» **WHAT YOU HAVE TO DO**
Output solely the number of lines containing the string "algodão".

» **DATA ENTRIES**
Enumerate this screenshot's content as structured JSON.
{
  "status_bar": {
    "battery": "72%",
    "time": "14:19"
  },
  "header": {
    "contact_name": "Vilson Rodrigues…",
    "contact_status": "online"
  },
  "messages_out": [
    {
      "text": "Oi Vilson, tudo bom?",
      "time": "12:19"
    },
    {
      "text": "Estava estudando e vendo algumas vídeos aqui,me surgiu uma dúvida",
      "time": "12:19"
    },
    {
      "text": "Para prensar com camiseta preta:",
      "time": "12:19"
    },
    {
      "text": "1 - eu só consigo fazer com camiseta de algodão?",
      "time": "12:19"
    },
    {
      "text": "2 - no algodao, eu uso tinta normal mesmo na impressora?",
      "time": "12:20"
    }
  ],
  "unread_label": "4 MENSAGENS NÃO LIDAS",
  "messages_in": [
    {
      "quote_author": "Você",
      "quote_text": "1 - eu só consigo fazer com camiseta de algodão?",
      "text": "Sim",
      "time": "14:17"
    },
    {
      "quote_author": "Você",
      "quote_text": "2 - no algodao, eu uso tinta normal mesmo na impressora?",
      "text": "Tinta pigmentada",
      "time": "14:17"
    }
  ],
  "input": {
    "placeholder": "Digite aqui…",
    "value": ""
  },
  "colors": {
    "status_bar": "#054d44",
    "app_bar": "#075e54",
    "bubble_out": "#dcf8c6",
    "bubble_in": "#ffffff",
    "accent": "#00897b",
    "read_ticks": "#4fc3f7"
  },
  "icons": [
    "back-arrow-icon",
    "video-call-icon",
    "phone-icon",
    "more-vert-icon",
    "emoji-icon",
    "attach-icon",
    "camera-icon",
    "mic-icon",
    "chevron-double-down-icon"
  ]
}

* * *

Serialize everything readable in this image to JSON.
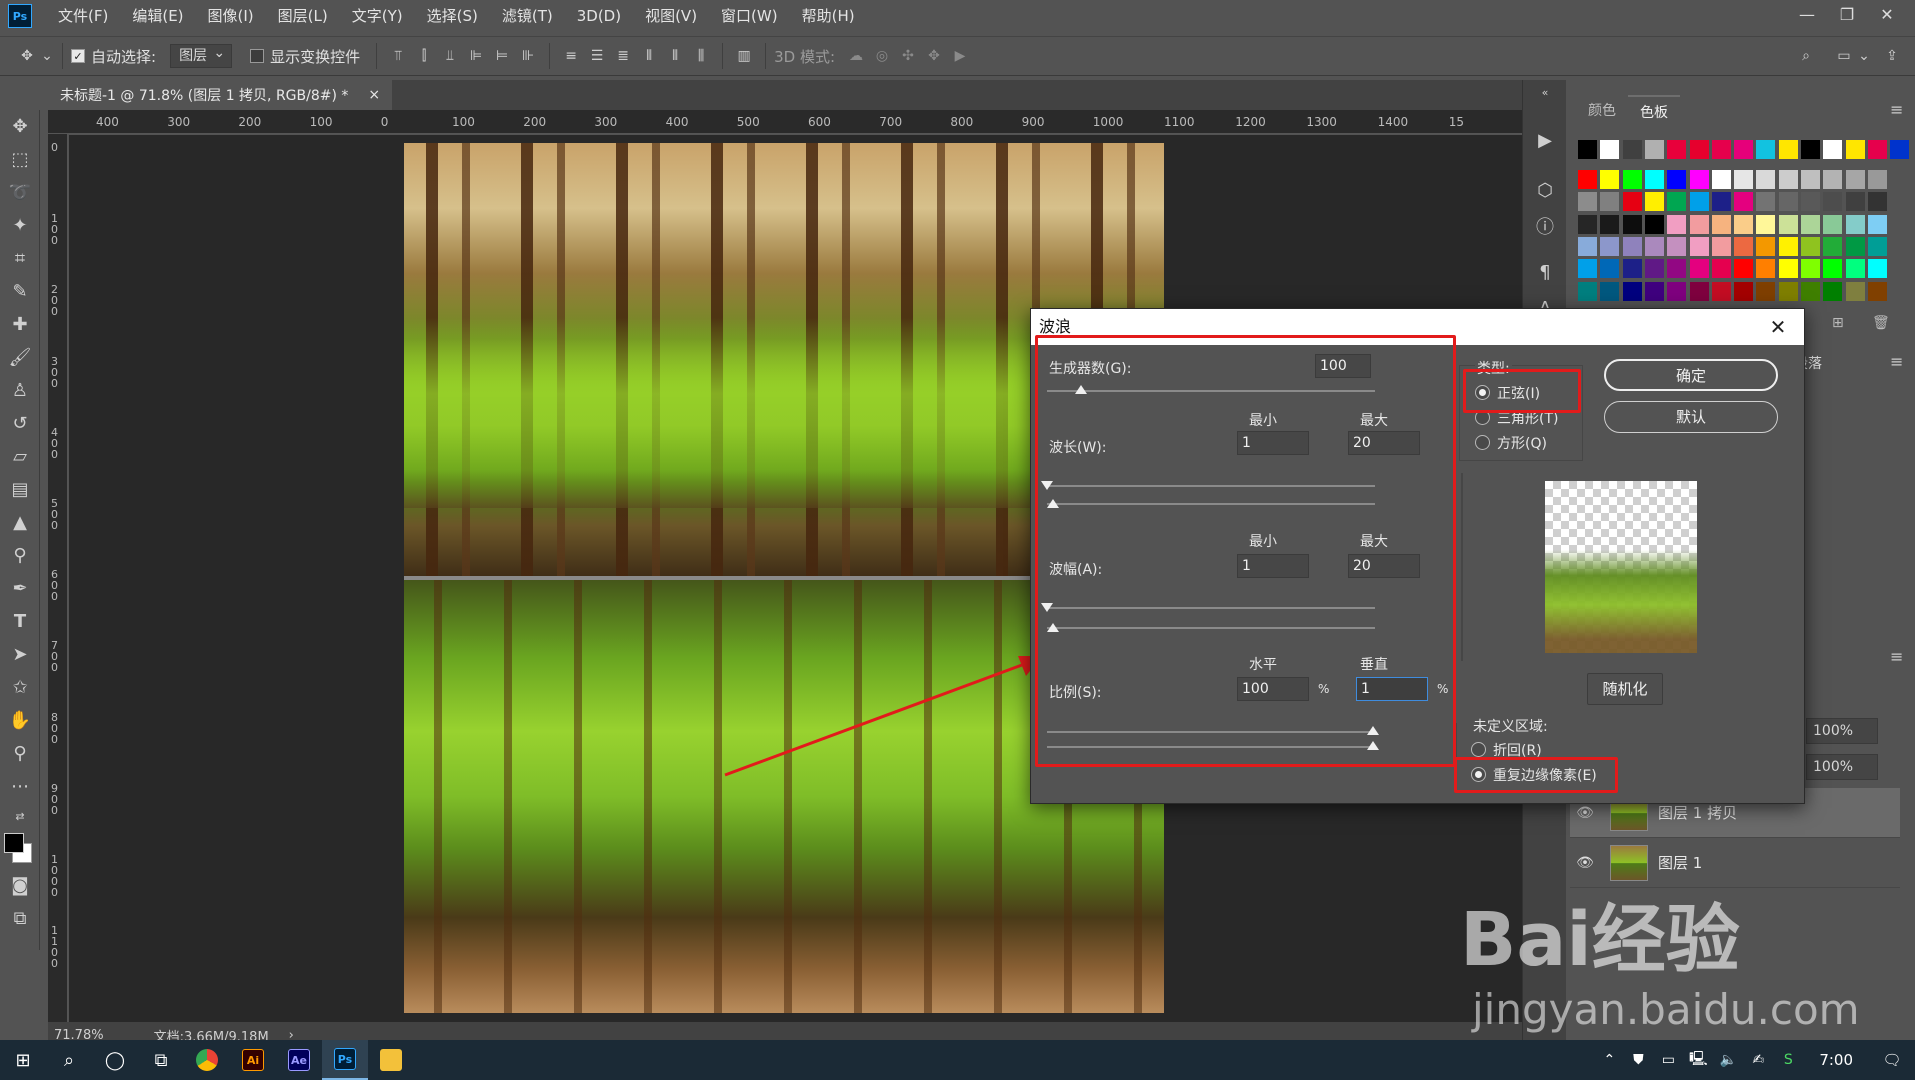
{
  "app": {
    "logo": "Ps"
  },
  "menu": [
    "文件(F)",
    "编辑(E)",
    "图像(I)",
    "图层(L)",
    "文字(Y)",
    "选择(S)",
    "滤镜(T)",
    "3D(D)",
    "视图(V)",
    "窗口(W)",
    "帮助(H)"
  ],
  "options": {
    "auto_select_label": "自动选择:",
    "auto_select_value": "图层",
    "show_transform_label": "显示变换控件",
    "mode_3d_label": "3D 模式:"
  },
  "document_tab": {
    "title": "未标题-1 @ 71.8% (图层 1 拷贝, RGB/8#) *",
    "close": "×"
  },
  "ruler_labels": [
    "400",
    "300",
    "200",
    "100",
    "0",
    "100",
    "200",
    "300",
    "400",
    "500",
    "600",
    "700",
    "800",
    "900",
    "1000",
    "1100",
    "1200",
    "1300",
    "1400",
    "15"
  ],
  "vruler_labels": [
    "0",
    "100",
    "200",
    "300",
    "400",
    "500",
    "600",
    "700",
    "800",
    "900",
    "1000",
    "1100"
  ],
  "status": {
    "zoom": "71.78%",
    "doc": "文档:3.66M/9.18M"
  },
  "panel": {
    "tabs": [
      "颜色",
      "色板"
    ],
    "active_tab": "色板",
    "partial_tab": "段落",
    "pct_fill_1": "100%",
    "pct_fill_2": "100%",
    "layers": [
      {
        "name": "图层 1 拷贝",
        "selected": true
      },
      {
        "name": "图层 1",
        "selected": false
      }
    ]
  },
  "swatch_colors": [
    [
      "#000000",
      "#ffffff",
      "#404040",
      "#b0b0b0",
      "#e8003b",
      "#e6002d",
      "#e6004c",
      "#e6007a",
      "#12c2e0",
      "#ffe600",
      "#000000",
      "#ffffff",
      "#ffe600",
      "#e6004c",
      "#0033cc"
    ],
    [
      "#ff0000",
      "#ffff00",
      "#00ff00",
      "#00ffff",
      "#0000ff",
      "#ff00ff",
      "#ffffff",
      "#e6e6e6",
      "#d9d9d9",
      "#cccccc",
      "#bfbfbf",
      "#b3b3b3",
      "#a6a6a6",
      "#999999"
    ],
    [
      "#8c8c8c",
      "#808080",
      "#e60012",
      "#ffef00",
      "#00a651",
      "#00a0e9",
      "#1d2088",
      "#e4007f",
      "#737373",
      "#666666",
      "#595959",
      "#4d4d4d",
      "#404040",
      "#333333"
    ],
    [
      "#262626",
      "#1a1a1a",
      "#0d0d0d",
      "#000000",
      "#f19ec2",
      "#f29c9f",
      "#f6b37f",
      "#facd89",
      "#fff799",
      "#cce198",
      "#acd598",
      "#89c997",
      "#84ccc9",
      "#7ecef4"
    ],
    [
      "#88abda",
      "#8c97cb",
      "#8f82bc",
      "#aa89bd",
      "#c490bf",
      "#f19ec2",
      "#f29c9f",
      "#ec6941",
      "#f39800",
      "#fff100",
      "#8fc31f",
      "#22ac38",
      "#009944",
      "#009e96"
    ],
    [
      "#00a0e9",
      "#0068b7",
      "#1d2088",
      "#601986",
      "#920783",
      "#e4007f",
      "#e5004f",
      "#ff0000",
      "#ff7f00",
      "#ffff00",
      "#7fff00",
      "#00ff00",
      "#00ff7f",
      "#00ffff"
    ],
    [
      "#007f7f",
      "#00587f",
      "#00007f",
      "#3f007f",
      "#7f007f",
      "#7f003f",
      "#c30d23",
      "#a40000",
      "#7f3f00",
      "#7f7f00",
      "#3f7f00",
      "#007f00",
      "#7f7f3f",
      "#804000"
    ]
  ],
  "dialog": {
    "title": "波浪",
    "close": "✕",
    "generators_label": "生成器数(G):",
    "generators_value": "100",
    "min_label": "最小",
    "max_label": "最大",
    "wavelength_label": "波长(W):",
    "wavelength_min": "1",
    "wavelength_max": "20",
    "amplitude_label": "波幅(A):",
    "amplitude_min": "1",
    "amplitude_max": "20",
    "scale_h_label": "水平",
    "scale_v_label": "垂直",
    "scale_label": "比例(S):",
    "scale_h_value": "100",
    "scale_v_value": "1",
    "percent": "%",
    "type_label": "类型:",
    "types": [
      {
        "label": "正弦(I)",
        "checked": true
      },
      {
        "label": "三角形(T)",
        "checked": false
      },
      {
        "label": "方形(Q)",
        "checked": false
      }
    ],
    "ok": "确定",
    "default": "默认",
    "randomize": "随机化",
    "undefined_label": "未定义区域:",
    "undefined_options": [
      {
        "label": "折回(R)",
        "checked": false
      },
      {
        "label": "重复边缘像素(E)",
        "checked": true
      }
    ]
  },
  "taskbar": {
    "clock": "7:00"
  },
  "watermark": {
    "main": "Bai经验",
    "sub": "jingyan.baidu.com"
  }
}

» **RESPONSE FOR THIS EXERCISE**
2